(Data listing)
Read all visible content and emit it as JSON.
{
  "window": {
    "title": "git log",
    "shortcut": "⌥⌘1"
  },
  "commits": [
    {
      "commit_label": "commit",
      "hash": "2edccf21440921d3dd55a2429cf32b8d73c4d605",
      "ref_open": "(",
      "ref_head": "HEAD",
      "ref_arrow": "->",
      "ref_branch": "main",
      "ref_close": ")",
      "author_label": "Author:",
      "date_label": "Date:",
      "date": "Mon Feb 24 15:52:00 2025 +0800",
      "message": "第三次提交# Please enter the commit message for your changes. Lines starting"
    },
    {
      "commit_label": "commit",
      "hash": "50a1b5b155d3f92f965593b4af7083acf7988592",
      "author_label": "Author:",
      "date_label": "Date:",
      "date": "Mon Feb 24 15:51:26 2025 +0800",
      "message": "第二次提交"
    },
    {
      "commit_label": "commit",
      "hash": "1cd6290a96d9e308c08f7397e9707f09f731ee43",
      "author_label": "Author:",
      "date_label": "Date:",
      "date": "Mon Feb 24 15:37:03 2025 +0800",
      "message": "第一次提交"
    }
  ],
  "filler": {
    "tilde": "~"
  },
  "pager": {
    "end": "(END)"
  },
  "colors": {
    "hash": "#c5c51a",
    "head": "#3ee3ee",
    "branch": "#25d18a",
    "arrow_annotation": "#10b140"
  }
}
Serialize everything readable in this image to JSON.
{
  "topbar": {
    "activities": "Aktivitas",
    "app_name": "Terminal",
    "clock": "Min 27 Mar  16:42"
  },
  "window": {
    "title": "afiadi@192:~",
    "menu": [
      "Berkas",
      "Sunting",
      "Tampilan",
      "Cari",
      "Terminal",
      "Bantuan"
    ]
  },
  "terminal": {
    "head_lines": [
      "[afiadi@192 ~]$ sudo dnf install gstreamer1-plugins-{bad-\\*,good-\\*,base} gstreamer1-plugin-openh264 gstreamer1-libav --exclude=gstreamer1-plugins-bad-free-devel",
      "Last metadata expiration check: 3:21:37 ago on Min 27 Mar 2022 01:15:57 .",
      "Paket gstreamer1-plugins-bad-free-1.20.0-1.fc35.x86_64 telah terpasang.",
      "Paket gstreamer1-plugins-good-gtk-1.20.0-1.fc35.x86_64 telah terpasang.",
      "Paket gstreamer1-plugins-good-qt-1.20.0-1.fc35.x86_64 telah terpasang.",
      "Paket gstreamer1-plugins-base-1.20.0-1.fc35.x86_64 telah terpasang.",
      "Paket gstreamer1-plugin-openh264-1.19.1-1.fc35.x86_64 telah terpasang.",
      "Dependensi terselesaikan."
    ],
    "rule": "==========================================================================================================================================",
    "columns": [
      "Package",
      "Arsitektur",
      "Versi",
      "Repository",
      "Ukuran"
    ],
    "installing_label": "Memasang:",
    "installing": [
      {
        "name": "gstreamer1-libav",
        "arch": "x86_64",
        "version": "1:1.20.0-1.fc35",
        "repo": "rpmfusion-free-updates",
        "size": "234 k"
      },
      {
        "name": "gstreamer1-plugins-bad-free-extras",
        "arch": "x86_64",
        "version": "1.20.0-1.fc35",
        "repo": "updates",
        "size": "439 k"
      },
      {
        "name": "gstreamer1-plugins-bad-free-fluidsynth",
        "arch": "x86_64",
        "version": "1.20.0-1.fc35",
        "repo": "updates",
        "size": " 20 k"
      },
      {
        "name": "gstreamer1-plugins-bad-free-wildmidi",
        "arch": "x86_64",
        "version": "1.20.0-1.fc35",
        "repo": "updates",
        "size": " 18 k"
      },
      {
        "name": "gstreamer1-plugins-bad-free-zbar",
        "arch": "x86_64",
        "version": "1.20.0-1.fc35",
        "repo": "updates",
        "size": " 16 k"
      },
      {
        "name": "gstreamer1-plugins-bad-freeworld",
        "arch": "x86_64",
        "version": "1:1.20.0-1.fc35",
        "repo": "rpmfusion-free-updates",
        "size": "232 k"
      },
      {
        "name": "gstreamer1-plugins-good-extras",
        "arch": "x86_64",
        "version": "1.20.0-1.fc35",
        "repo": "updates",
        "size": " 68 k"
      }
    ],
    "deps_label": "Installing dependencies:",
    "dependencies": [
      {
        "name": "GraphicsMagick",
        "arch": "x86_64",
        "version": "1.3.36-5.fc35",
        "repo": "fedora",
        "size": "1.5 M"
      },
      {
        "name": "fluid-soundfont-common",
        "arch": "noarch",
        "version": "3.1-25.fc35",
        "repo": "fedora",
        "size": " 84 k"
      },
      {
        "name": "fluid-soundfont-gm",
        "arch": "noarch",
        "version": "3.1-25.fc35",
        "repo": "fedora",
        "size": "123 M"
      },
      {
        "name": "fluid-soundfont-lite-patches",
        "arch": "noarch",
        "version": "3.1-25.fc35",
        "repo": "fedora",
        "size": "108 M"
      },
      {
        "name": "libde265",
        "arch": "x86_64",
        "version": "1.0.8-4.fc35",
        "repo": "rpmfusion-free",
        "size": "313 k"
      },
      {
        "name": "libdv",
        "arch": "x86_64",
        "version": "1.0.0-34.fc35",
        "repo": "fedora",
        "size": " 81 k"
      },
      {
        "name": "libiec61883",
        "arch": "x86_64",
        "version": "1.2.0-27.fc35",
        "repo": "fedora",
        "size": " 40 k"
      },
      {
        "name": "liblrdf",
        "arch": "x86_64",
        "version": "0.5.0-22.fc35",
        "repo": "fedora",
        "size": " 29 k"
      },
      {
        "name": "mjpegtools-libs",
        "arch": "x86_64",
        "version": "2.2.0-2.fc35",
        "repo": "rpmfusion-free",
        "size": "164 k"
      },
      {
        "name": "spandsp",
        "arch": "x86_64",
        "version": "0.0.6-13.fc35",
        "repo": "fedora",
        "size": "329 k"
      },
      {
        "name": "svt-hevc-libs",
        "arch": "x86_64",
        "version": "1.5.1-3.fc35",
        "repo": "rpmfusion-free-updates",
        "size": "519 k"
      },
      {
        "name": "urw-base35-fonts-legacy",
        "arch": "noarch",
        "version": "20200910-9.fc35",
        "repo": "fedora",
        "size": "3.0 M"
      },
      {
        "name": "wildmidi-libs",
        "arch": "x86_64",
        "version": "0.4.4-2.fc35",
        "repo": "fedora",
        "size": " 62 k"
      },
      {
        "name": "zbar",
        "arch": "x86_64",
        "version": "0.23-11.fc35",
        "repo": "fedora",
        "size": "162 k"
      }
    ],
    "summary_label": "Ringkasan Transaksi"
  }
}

# What to work on
Repeat every record, keeping each word and mark exactly as it is.

# Solution
Read all visible content and emit it as JSON.
{
  "window": {
    "title": "git log",
    "shortcut": "⌥⌘1"
  },
  "commits": [
    {
      "commit_label": "commit",
      "hash": "2edccf21440921d3dd55a2429cf32b8d73c4d605",
      "ref_open": "(",
      "ref_head": "HEAD",
      "ref_arrow": "->",
      "ref_branch": "main",
      "ref_close": ")",
      "author_label": "Author:",
      "date_label": "Date:",
      "date": "Mon Feb 24 15:52:00 2025 +0800",
      "message": "第三次提交# Please enter the commit message for your changes. Lines starting"
    },
    {
      "commit_label": "commit",
      "hash": "50a1b5b155d3f92f965593b4af7083acf7988592",
      "author_label": "Author:",
      "date_label": "Date:",
      "date": "Mon Feb 24 15:51:26 2025 +0800",
      "message": "第二次提交"
    },
    {
      "commit_label": "commit",
      "hash": "1cd6290a96d9e308c08f7397e9707f09f731ee43",
      "author_label": "Author:",
      "date_label": "Date:",
      "date": "Mon Feb 24 15:37:03 2025 +0800",
      "message": "第一次提交"
    }
  ],
  "filler": {
    "tilde": "~"
  },
  "pager": {
    "end": "(END)"
  },
  "colors": {
    "hash": "#c5c51a",
    "head": "#3ee3ee",
    "branch": "#25d18a",
    "arrow_annotation": "#10b140"
  }
}
Serialize everything readable in this image to JSON.
{
  "topbar": {
    "activities": "Aktivitas",
    "app_name": "Terminal",
    "clock": "Min 27 Mar  16:42"
  },
  "window": {
    "title": "afiadi@192:~",
    "menu": [
      "Berkas",
      "Sunting",
      "Tampilan",
      "Cari",
      "Terminal",
      "Bantuan"
    ]
  },
  "terminal": {
    "head_lines": [
      "[afiadi@192 ~]$ sudo dnf install gstreamer1-plugins-{bad-\\*,good-\\*,base} gstreamer1-plugin-openh264 gstreamer1-libav --exclude=gstreamer1-plugins-bad-free-devel",
      "Last metadata expiration check: 3:21:37 ago on Min 27 Mar 2022 01:15:57 .",
      "Paket gstreamer1-plugins-bad-free-1.20.0-1.fc35.x86_64 telah terpasang.",
      "Paket gstreamer1-plugins-good-gtk-1.20.0-1.fc35.x86_64 telah terpasang.",
      "Paket gstreamer1-plugins-good-qt-1.20.0-1.fc35.x86_64 telah terpasang.",
      "Paket gstreamer1-plugins-base-1.20.0-1.fc35.x86_64 telah terpasang.",
      "Paket gstreamer1-plugin-openh264-1.19.1-1.fc35.x86_64 telah terpasang.",
      "Dependensi terselesaikan."
    ],
    "rule": "==========================================================================================================================================",
    "columns": [
      "Package",
      "Arsitektur",
      "Versi",
      "Repository",
      "Ukuran"
    ],
    "installing_label": "Memasang:",
    "installing": [
      {
        "name": "gstreamer1-libav",
        "arch": "x86_64",
        "version": "1:1.20.0-1.fc35",
        "repo": "rpmfusion-free-updates",
        "size": "234 k"
      },
      {
        "name": "gstreamer1-plugins-bad-free-extras",
        "arch": "x86_64",
        "version": "1.20.0-1.fc35",
        "repo": "updates",
        "size": "439 k"
      },
      {
        "name": "gstreamer1-plugins-bad-free-fluidsynth",
        "arch": "x86_64",
        "version": "1.20.0-1.fc35",
        "repo": "updates",
        "size": " 20 k"
      },
      {
        "name": "gstreamer1-plugins-bad-free-wildmidi",
        "arch": "x86_64",
        "version": "1.20.0-1.fc35",
        "repo": "updates",
        "size": " 18 k"
      },
      {
        "name": "gstreamer1-plugins-bad-free-zbar",
        "arch": "x86_64",
        "version": "1.20.0-1.fc35",
        "repo": "updates",
        "size": " 16 k"
      },
      {
        "name": "gstreamer1-plugins-bad-freeworld",
        "arch": "x86_64",
        "version": "1:1.20.0-1.fc35",
        "repo": "rpmfusion-free-updates",
        "size": "232 k"
      },
      {
        "name": "gstreamer1-plugins-good-extras",
        "arch": "x86_64",
        "version": "1.20.0-1.fc35",
        "repo": "updates",
        "size": " 68 k"
      }
    ],
    "deps_label": "Installing dependencies:",
    "dependencies": [
      {
        "name": "GraphicsMagick",
        "arch": "x86_64",
        "version": "1.3.36-5.fc35",
        "repo": "fedora",
        "size": "1.5 M"
      },
      {
        "name": "fluid-soundfont-common",
        "arch": "noarch",
        "version": "3.1-25.fc35",
        "repo": "fedora",
        "size": " 84 k"
      },
      {
        "name": "fluid-soundfont-gm",
        "arch": "noarch",
        "version": "3.1-25.fc35",
        "repo": "fedora",
        "size": "123 M"
      },
      {
        "name": "fluid-soundfont-lite-patches",
        "arch": "noarch",
        "version": "3.1-25.fc35",
        "repo": "fedora",
        "size": "108 M"
      },
      {
        "name": "libde265",
        "arch": "x86_64",
        "version": "1.0.8-4.fc35",
        "repo": "rpmfusion-free",
        "size": "313 k"
      },
      {
        "name": "libdv",
        "arch": "x86_64",
        "version": "1.0.0-34.fc35",
        "repo": "fedora",
        "size": " 81 k"
      },
      {
        "name": "libiec61883",
        "arch": "x86_64",
        "version": "1.2.0-27.fc35",
        "repo": "fedora",
        "size": " 40 k"
      },
      {
        "name": "liblrdf",
        "arch": "x86_64",
        "version": "0.5.0-22.fc35",
        "repo": "fedora",
        "size": " 29 k"
      },
      {
        "name": "mjpegtools-libs",
        "arch": "x86_64",
        "version": "2.2.0-2.fc35",
        "repo": "rpmfusion-free",
        "size": "164 k"
      },
      {
        "name": "spandsp",
        "arch": "x86_64",
        "version": "0.0.6-13.fc35",
        "repo": "fedora",
        "size": "329 k"
      },
      {
        "name": "svt-hevc-libs",
        "arch": "x86_64",
        "version": "1.5.1-3.fc35",
        "repo": "rpmfusion-free-updates",
        "size": "519 k"
      },
      {
        "name": "urw-base35-fonts-legacy",
        "arch": "noarch",
        "version": "20200910-9.fc35",
        "repo": "fedora",
        "size": "3.0 M"
      },
      {
        "name": "wildmidi-libs",
        "arch": "x86_64",
        "version": "0.4.4-2.fc35",
        "repo": "fedora",
        "size": " 62 k"
      },
      {
        "name": "zbar",
        "arch": "x86_64",
        "version": "0.23-11.fc35",
        "repo": "fedora",
        "size": "162 k"
      }
    ],
    "summary_label": "Ringkasan Transaksi"
  }
}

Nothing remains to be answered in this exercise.